= MATERIALS PROVIDED =

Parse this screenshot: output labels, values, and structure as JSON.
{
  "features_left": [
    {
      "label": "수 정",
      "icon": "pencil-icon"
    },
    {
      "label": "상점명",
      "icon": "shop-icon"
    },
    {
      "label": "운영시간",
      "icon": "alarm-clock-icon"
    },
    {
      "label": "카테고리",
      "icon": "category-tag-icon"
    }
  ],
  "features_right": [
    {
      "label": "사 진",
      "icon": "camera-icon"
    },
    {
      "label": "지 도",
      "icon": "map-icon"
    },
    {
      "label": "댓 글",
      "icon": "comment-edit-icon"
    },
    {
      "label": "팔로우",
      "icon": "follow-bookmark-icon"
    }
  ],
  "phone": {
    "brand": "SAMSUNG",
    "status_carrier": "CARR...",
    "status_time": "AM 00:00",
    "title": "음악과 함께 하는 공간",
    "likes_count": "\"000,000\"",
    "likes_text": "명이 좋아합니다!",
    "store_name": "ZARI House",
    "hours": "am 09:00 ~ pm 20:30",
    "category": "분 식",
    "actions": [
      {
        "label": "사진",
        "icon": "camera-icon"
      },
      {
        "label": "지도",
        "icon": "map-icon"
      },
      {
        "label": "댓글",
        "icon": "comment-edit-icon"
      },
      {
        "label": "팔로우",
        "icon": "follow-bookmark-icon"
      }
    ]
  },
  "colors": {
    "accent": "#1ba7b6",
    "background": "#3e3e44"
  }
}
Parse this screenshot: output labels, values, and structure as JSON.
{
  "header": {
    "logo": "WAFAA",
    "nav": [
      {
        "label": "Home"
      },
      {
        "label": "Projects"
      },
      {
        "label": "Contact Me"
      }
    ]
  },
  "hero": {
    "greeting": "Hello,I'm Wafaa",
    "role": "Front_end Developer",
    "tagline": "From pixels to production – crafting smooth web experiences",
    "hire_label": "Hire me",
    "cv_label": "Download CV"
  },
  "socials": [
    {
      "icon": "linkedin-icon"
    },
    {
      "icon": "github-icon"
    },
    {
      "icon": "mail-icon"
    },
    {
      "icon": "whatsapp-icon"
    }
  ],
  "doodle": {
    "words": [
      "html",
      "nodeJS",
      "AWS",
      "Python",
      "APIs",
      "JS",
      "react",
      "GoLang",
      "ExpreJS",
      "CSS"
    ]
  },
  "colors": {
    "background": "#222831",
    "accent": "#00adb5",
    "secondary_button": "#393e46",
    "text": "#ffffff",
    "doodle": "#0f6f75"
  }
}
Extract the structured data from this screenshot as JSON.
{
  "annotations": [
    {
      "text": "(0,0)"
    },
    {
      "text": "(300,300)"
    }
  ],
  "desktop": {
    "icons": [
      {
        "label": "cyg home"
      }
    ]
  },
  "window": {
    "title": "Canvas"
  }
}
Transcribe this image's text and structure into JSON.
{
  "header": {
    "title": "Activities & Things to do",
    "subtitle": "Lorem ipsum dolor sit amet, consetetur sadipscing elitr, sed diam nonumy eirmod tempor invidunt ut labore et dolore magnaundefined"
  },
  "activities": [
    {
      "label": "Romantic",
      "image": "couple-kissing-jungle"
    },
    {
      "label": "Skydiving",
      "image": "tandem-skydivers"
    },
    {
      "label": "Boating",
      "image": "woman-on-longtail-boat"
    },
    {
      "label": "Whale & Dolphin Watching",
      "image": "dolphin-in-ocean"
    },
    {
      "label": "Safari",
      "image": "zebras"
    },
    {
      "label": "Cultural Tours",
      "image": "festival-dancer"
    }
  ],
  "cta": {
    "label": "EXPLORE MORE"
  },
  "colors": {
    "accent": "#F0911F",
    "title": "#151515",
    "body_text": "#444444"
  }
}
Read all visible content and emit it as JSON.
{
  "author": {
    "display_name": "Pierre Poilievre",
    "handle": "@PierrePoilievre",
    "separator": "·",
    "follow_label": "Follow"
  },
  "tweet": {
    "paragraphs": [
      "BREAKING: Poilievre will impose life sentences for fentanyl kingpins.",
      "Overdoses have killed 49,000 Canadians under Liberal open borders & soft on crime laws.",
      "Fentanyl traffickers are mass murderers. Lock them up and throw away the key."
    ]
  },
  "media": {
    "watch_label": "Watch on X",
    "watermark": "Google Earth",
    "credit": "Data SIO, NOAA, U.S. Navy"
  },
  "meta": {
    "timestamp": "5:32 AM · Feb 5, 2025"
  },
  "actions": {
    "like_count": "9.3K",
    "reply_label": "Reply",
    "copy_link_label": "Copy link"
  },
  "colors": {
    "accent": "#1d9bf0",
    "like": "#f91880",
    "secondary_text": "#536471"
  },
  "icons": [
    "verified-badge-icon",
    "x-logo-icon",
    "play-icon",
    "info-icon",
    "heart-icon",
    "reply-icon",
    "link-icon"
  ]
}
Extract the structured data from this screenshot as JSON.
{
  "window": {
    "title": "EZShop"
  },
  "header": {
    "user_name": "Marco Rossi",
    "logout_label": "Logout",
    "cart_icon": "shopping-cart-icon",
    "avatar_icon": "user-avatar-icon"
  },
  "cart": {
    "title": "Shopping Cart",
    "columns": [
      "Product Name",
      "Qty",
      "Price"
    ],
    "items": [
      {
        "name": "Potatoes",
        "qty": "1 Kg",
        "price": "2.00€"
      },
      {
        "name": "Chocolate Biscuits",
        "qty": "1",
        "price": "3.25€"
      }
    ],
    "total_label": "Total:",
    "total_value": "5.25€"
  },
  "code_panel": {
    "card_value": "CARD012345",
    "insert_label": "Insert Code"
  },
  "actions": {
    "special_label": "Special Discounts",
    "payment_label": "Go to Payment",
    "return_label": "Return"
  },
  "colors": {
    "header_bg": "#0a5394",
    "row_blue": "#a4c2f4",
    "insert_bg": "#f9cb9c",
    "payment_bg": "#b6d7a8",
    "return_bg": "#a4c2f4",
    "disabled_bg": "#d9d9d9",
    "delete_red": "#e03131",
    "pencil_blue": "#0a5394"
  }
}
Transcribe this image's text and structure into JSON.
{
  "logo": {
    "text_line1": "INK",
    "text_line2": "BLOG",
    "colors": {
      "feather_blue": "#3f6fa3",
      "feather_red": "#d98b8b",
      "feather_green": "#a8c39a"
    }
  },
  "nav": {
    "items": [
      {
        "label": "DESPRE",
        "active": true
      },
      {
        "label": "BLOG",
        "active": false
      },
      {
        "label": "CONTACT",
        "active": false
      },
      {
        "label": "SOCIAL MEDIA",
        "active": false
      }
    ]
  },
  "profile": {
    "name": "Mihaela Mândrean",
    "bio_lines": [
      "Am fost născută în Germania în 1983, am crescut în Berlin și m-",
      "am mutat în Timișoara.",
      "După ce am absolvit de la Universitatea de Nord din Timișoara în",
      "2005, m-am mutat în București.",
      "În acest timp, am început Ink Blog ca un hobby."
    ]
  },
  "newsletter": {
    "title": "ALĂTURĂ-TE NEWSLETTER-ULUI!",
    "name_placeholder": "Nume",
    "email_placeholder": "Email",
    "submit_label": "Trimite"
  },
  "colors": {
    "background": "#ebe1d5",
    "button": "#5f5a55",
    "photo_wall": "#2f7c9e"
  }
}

= OBJECTIVE =
Extract the full set of entries word for word.

= RESPONSE =
Parse this screenshot: output labels, values, and structure as JSON.
{
  "features_left": [
    {
      "label": "수 정",
      "icon": "pencil-icon"
    },
    {
      "label": "상점명",
      "icon": "shop-icon"
    },
    {
      "label": "운영시간",
      "icon": "alarm-clock-icon"
    },
    {
      "label": "카테고리",
      "icon": "category-tag-icon"
    }
  ],
  "features_right": [
    {
      "label": "사 진",
      "icon": "camera-icon"
    },
    {
      "label": "지 도",
      "icon": "map-icon"
    },
    {
      "label": "댓 글",
      "icon": "comment-edit-icon"
    },
    {
      "label": "팔로우",
      "icon": "follow-bookmark-icon"
    }
  ],
  "phone": {
    "brand": "SAMSUNG",
    "status_carrier": "CARR...",
    "status_time": "AM 00:00",
    "title": "음악과 함께 하는 공간",
    "likes_count": "\"000,000\"",
    "likes_text": "명이 좋아합니다!",
    "store_name": "ZARI House",
    "hours": "am 09:00 ~ pm 20:30",
    "category": "분 식",
    "actions": [
      {
        "label": "사진",
        "icon": "camera-icon"
      },
      {
        "label": "지도",
        "icon": "map-icon"
      },
      {
        "label": "댓글",
        "icon": "comment-edit-icon"
      },
      {
        "label": "팔로우",
        "icon": "follow-bookmark-icon"
      }
    ]
  },
  "colors": {
    "accent": "#1ba7b6",
    "background": "#3e3e44"
  }
}
Parse this screenshot: output labels, values, and structure as JSON.
{
  "header": {
    "logo": "WAFAA",
    "nav": [
      {
        "label": "Home"
      },
      {
        "label": "Projects"
      },
      {
        "label": "Contact Me"
      }
    ]
  },
  "hero": {
    "greeting": "Hello,I'm Wafaa",
    "role": "Front_end Developer",
    "tagline": "From pixels to production – crafting smooth web experiences",
    "hire_label": "Hire me",
    "cv_label": "Download CV"
  },
  "socials": [
    {
      "icon": "linkedin-icon"
    },
    {
      "icon": "github-icon"
    },
    {
      "icon": "mail-icon"
    },
    {
      "icon": "whatsapp-icon"
    }
  ],
  "doodle": {
    "words": [
      "html",
      "nodeJS",
      "AWS",
      "Python",
      "APIs",
      "JS",
      "react",
      "GoLang",
      "ExpreJS",
      "CSS"
    ]
  },
  "colors": {
    "background": "#222831",
    "accent": "#00adb5",
    "secondary_button": "#393e46",
    "text": "#ffffff",
    "doodle": "#0f6f75"
  }
}
Extract the structured data from this screenshot as JSON.
{
  "annotations": [
    {
      "text": "(0,0)"
    },
    {
      "text": "(300,300)"
    }
  ],
  "desktop": {
    "icons": [
      {
        "label": "cyg home"
      }
    ]
  },
  "window": {
    "title": "Canvas"
  }
}
Transcribe this image's text and structure into JSON.
{
  "header": {
    "title": "Activities & Things to do",
    "subtitle": "Lorem ipsum dolor sit amet, consetetur sadipscing elitr, sed diam nonumy eirmod tempor invidunt ut labore et dolore magnaundefined"
  },
  "activities": [
    {
      "label": "Romantic",
      "image": "couple-kissing-jungle"
    },
    {
      "label": "Skydiving",
      "image": "tandem-skydivers"
    },
    {
      "label": "Boating",
      "image": "woman-on-longtail-boat"
    },
    {
      "label": "Whale & Dolphin Watching",
      "image": "dolphin-in-ocean"
    },
    {
      "label": "Safari",
      "image": "zebras"
    },
    {
      "label": "Cultural Tours",
      "image": "festival-dancer"
    }
  ],
  "cta": {
    "label": "EXPLORE MORE"
  },
  "colors": {
    "accent": "#F0911F",
    "title": "#151515",
    "body_text": "#444444"
  }
}
Read all visible content and emit it as JSON.
{
  "author": {
    "display_name": "Pierre Poilievre",
    "handle": "@PierrePoilievre",
    "separator": "·",
    "follow_label": "Follow"
  },
  "tweet": {
    "paragraphs": [
      "BREAKING: Poilievre will impose life sentences for fentanyl kingpins.",
      "Overdoses have killed 49,000 Canadians under Liberal open borders & soft on crime laws.",
      "Fentanyl traffickers are mass murderers. Lock them up and throw away the key."
    ]
  },
  "media": {
    "watch_label": "Watch on X",
    "watermark": "Google Earth",
    "credit": "Data SIO, NOAA, U.S. Navy"
  },
  "meta": {
    "timestamp": "5:32 AM · Feb 5, 2025"
  },
  "actions": {
    "like_count": "9.3K",
    "reply_label": "Reply",
    "copy_link_label": "Copy link"
  },
  "colors": {
    "accent": "#1d9bf0",
    "like": "#f91880",
    "secondary_text": "#536471"
  },
  "icons": [
    "verified-badge-icon",
    "x-logo-icon",
    "play-icon",
    "info-icon",
    "heart-icon",
    "reply-icon",
    "link-icon"
  ]
}
Extract the structured data from this screenshot as JSON.
{
  "window": {
    "title": "EZShop"
  },
  "header": {
    "user_name": "Marco Rossi",
    "logout_label": "Logout",
    "cart_icon": "shopping-cart-icon",
    "avatar_icon": "user-avatar-icon"
  },
  "cart": {
    "title": "Shopping Cart",
    "columns": [
      "Product Name",
      "Qty",
      "Price"
    ],
    "items": [
      {
        "name": "Potatoes",
        "qty": "1 Kg",
        "price": "2.00€"
      },
      {
        "name": "Chocolate Biscuits",
        "qty": "1",
        "price": "3.25€"
      }
    ],
    "total_label": "Total:",
    "total_value": "5.25€"
  },
  "code_panel": {
    "card_value": "CARD012345",
    "insert_label": "Insert Code"
  },
  "actions": {
    "special_label": "Special Discounts",
    "payment_label": "Go to Payment",
    "return_label": "Return"
  },
  "colors": {
    "header_bg": "#0a5394",
    "row_blue": "#a4c2f4",
    "insert_bg": "#f9cb9c",
    "payment_bg": "#b6d7a8",
    "return_bg": "#a4c2f4",
    "disabled_bg": "#d9d9d9",
    "delete_red": "#e03131",
    "pencil_blue": "#0a5394"
  }
}
Transcribe this image's text and structure into JSON.
{
  "logo": {
    "text_line1": "INK",
    "text_line2": "BLOG",
    "colors": {
      "feather_blue": "#3f6fa3",
      "feather_red": "#d98b8b",
      "feather_green": "#a8c39a"
    }
  },
  "nav": {
    "items": [
      {
        "label": "DESPRE",
        "active": true
      },
      {
        "label": "BLOG",
        "active": false
      },
      {
        "label": "CONTACT",
        "active": false
      },
      {
        "label": "SOCIAL MEDIA",
        "active": false
      }
    ]
  },
  "profile": {
    "name": "Mihaela Mândrean",
    "bio_lines": [
      "Am fost născută în Germania în 1983, am crescut în Berlin și m-",
      "am mutat în Timișoara.",
      "După ce am absolvit de la Universitatea de Nord din Timișoara în",
      "2005, m-am mutat în București.",
      "În acest timp, am început Ink Blog ca un hobby."
    ]
  },
  "newsletter": {
    "title": "ALĂTURĂ-TE NEWSLETTER-ULUI!",
    "name_placeholder": "Nume",
    "email_placeholder": "Email",
    "submit_label": "Trimite"
  },
  "colors": {
    "background": "#ebe1d5",
    "button": "#5f5a55",
    "photo_wall": "#2f7c9e"
  }
}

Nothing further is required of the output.